• What is needed
Lines containing the string "LibreOffice" are to be collected in full.

• Recorded data
>> begin

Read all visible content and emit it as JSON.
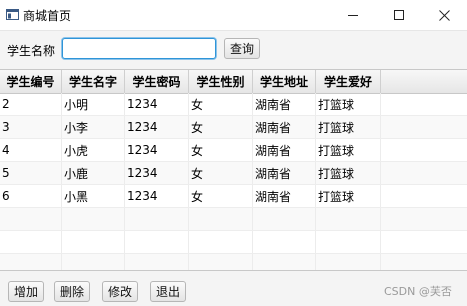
{
  "window": {
    "title": "商城首页",
    "minimize_glyph": "—",
    "maximize_glyph": "☐",
    "close_glyph": "✕"
  },
  "search": {
    "label": "学生名称",
    "value": "",
    "placeholder": "",
    "button_label": "查询"
  },
  "table": {
    "columns": [
      "学生编号",
      "学生名字",
      "学生密码",
      "学生性别",
      "学生地址",
      "学生爱好"
    ],
    "rows": [
      [
        "2",
        "小明",
        "1234",
        "女",
        "湖南省",
        "打篮球"
      ],
      [
        "3",
        "小李",
        "1234",
        "女",
        "湖南省",
        "打篮球"
      ],
      [
        "4",
        "小虎",
        "1234",
        "女",
        "湖南省",
        "打篮球"
      ],
      [
        "5",
        "小鹿",
        "1234",
        "女",
        "湖南省",
        "打篮球"
      ],
      [
        "6",
        "小黑",
        "1234",
        "女",
        "湖南省",
        "打篮球"
      ]
    ]
  },
  "actions": {
    "add": "增加",
    "delete": "删除",
    "modify": "修改",
    "exit": "退出"
  },
  "watermark": "CSDN @芙否",
  "colors": {
    "focus_border": "#2f95d8",
    "background": "#f4f4f4"
  },
  "icons": {
    "app": "app-window-icon"
  }
}
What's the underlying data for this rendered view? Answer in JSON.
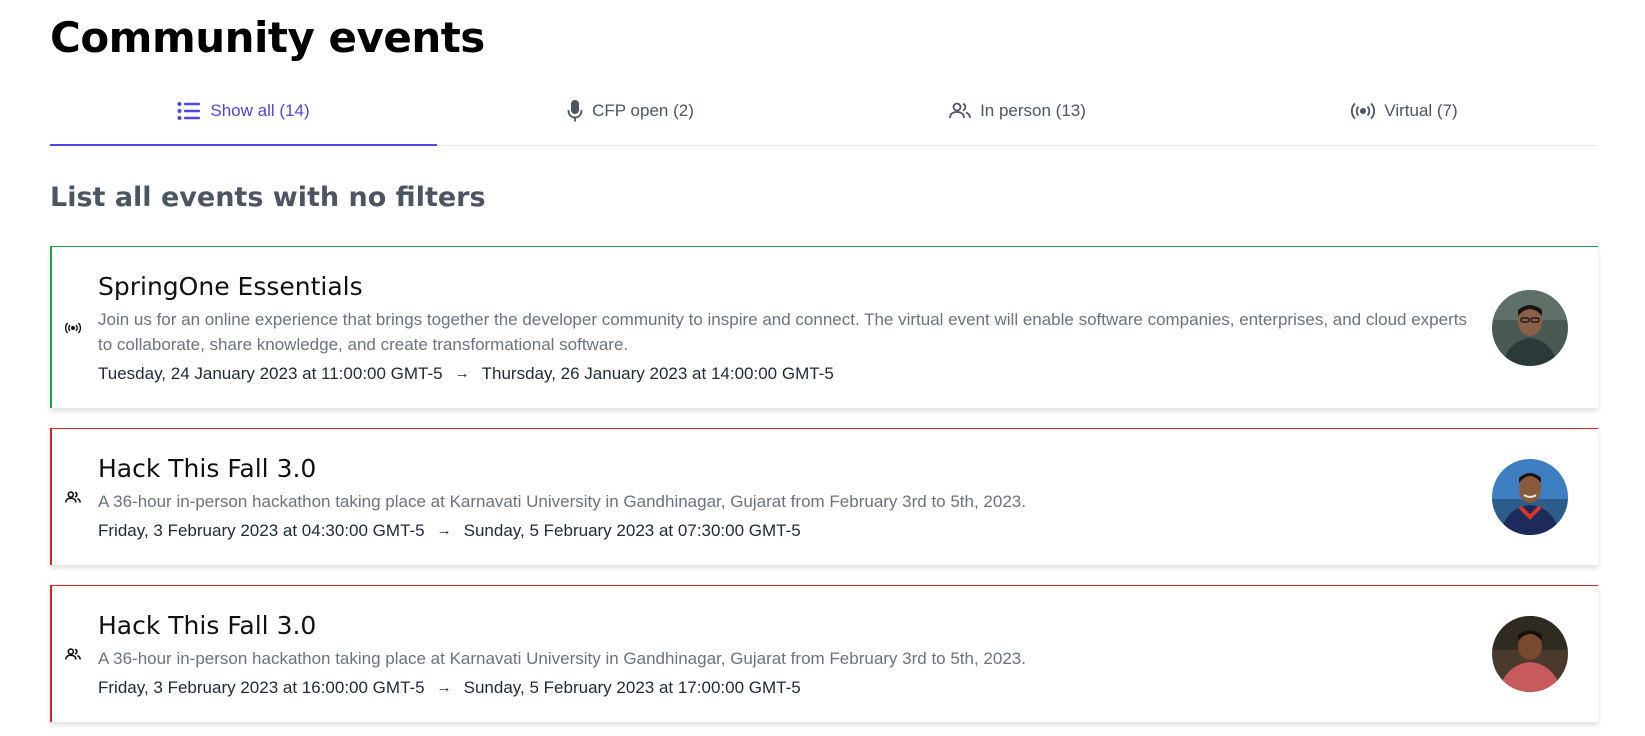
{
  "page": {
    "title": "Community events"
  },
  "tabs": [
    {
      "label": "Show all (14)",
      "icon": "list-icon",
      "active": true
    },
    {
      "label": "CFP open (2)",
      "icon": "microphone-icon",
      "active": false
    },
    {
      "label": "In person (13)",
      "icon": "people-icon",
      "active": false
    },
    {
      "label": "Virtual (7)",
      "icon": "broadcast-icon",
      "active": false
    }
  ],
  "section": {
    "title": "List all events with no filters"
  },
  "colors": {
    "accent": "#4f46e5",
    "virtual_border": "#16a34a",
    "in_person_border": "#dc2626"
  },
  "events": [
    {
      "type": "virtual",
      "type_icon": "broadcast-icon",
      "title": "SpringOne Essentials",
      "description": "Join us for an online experience that brings together the developer community to inspire and connect. The virtual event will enable software companies, enterprises, and cloud experts to collaborate, share knowledge, and create transformational software.",
      "start": "Tuesday, 24 January 2023 at 11:00:00 GMT-5",
      "arrow": "→",
      "end": "Thursday, 26 January 2023 at 14:00:00 GMT-5"
    },
    {
      "type": "in-person",
      "type_icon": "people-icon",
      "title": "Hack This Fall 3.0",
      "description": "A 36-hour in-person hackathon taking place at Karnavati University in Gandhinagar, Gujarat from February 3rd to 5th, 2023.",
      "start": "Friday, 3 February 2023 at 04:30:00 GMT-5",
      "arrow": "→",
      "end": "Sunday, 5 February 2023 at 07:30:00 GMT-5"
    },
    {
      "type": "in-person",
      "type_icon": "people-icon",
      "title": "Hack This Fall 3.0",
      "description": "A 36-hour in-person hackathon taking place at Karnavati University in Gandhinagar, Gujarat from February 3rd to 5th, 2023.",
      "start": "Friday, 3 February 2023 at 16:00:00 GMT-5",
      "arrow": "→",
      "end": "Sunday, 5 February 2023 at 17:00:00 GMT-5"
    }
  ]
}
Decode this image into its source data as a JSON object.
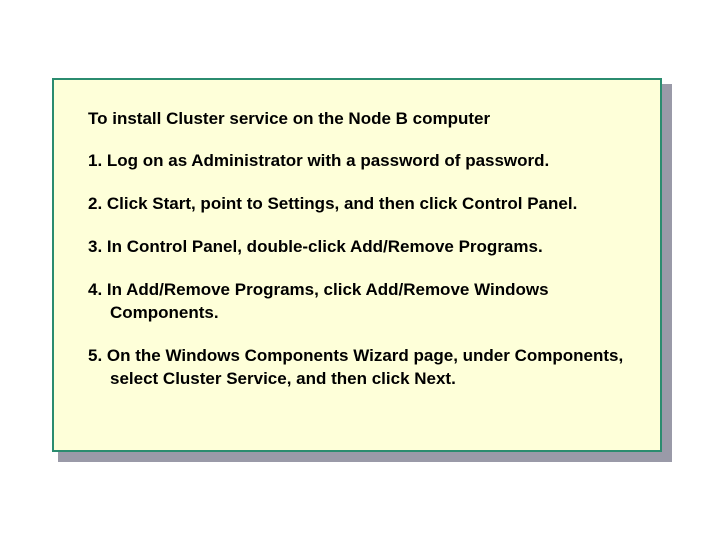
{
  "document": {
    "title": "To install Cluster service on the Node B computer",
    "steps": [
      "1. Log on as Administrator with a password of password.",
      "2. Click Start, point to Settings, and then click Control Panel.",
      "3. In Control Panel, double-click Add/Remove Programs.",
      "4. In Add/Remove Programs, click Add/Remove Windows Components.",
      "5. On the Windows Components Wizard page, under Components, select Cluster Service, and then click Next."
    ]
  }
}
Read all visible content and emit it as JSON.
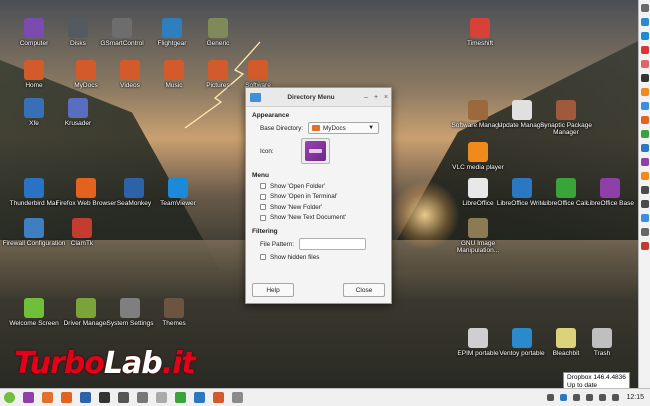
{
  "desktop": {
    "icons_left": [
      {
        "label": "Computer",
        "color": "#7a4cb0"
      },
      {
        "label": "Disks",
        "color": "#555a60"
      },
      {
        "label": "GSmartControl",
        "color": "#6d6d6d"
      },
      {
        "label": "Flightgear",
        "color": "#2f7fbf"
      },
      {
        "label": "Generic",
        "color": "#7f8a5a"
      },
      {
        "label": "Home",
        "color": "#d35a2a"
      },
      {
        "label": "MyDocs",
        "color": "#d35a2a"
      },
      {
        "label": "Videos",
        "color": "#d35a2a"
      },
      {
        "label": "Music",
        "color": "#d35a2a"
      },
      {
        "label": "Pictures",
        "color": "#d35a2a"
      },
      {
        "label": "Software",
        "color": "#d35a2a"
      },
      {
        "label": "Xfe",
        "color": "#3870b8"
      },
      {
        "label": "Krusader",
        "color": "#5a6ebf"
      },
      {
        "label": "Thunderbird Mail",
        "color": "#2a73c4"
      },
      {
        "label": "Firefox Web Browser",
        "color": "#e3621f"
      },
      {
        "label": "SeaMonkey",
        "color": "#2d62a8"
      },
      {
        "label": "TeamViewer",
        "color": "#1b8ad8"
      },
      {
        "label": "Firewall Configuration",
        "color": "#3f7ec0"
      },
      {
        "label": "ClamTk",
        "color": "#c43b2f"
      },
      {
        "label": "Welcome Screen",
        "color": "#6fbf3b"
      },
      {
        "label": "Driver Manager",
        "color": "#7aa33a"
      },
      {
        "label": "System Settings",
        "color": "#7f7f7f"
      },
      {
        "label": "Themes",
        "color": "#6d5440"
      }
    ],
    "icons_right": [
      {
        "label": "Timeshift",
        "color": "#d8413a"
      },
      {
        "label": "Software Manager",
        "color": "#9b6a3c"
      },
      {
        "label": "Update Manager",
        "color": "#e0e0e0"
      },
      {
        "label": "Synaptic Package Manager",
        "color": "#9e5a3b"
      },
      {
        "label": "VLC media player",
        "color": "#f08a1c"
      },
      {
        "label": "LibreOffice",
        "color": "#e8e8e8"
      },
      {
        "label": "LibreOffice Writer",
        "color": "#2a78c2"
      },
      {
        "label": "LibreOffice Calc",
        "color": "#3aa33a"
      },
      {
        "label": "LibreOffice Base",
        "color": "#8e3fa8"
      },
      {
        "label": "GNU Image Manipulation...",
        "color": "#8c7a55"
      },
      {
        "label": "EPIM portable",
        "color": "#cfcfcf"
      },
      {
        "label": "Ventoy portable",
        "color": "#2a8acb"
      },
      {
        "label": "Bleachbit",
        "color": "#dbd27a"
      },
      {
        "label": "Trash",
        "color": "#bfbfbf"
      }
    ]
  },
  "watermark": {
    "part1": "Turbo",
    "part2": "Lab",
    "part3": ".it"
  },
  "dialog": {
    "title": "Directory Menu",
    "window_buttons": {
      "minimize": "–",
      "maximize": "+",
      "close": "×"
    },
    "appearance_heading": "Appearance",
    "base_dir_label": "Base Directory:",
    "base_dir_value": "MyDocs",
    "icon_label": "Icon:",
    "menu_heading": "Menu",
    "options": [
      "Show 'Open Folder'",
      "Show 'Open in Terminal'",
      "Show 'New Folder'",
      "Show 'New Text Document'"
    ],
    "filtering_heading": "Filtering",
    "file_pattern_label": "File Pattern:",
    "file_pattern_value": "",
    "show_hidden_label": "Show hidden files",
    "help_button": "Help",
    "close_button": "Close"
  },
  "tooltip": {
    "line1": "Dropbox 146.4.4836",
    "line2": "Up to date"
  },
  "taskbar": {
    "clock": "12:15"
  },
  "colors": {
    "accent": "#e3001b",
    "dialog_bg": "#f4f4f4",
    "folder": "#e1702a"
  }
}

>> end

• Task solution
        "label": "LibreOffice",
        "label": "LibreOffice Writer",
        "label": "LibreOffice Calc",
        "label": "LibreOffice Base",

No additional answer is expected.